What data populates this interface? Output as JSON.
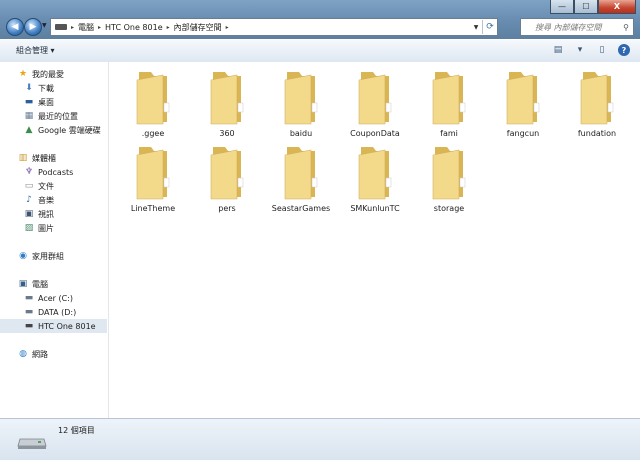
{
  "window": {
    "caption": {
      "minimize": "—",
      "maximize": "☐",
      "close": "X"
    }
  },
  "address": {
    "crumbs": [
      "電腦",
      "HTC One 801e",
      "內部儲存空間"
    ],
    "refresh": "⟳",
    "search_placeholder": "搜尋 內部儲存空間"
  },
  "toolbar": {
    "organize": "組合管理 ▾"
  },
  "nav_pane": {
    "favorites": {
      "label": "我的最愛",
      "items": [
        "下載",
        "桌面",
        "最近的位置",
        "Google 雲端硬碟"
      ]
    },
    "libraries": {
      "label": "媒體櫃",
      "items": [
        "Podcasts",
        "文件",
        "音樂",
        "視訊",
        "圖片"
      ]
    },
    "homegroup": {
      "label": "家用群組"
    },
    "computer": {
      "label": "電腦",
      "items": [
        "Acer (C:)",
        "DATA (D:)",
        "HTC One 801e"
      ]
    },
    "network": {
      "label": "網路"
    }
  },
  "folders": [
    ".ggee",
    "360",
    "baidu",
    "CouponData",
    "fami",
    "fangcun",
    "fundation",
    "LineTheme",
    "pers",
    "SeastarGames",
    "SMKunlunTC",
    "storage"
  ],
  "status": {
    "count": "12 個項目"
  },
  "colors": {
    "folder": "#f3d98a",
    "folder_dark": "#d9b553",
    "accent": "#2f68b0"
  }
}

++++++

Problem details
Give the count of lines containing "內部儲存空間", with no added text.

Response to the task
2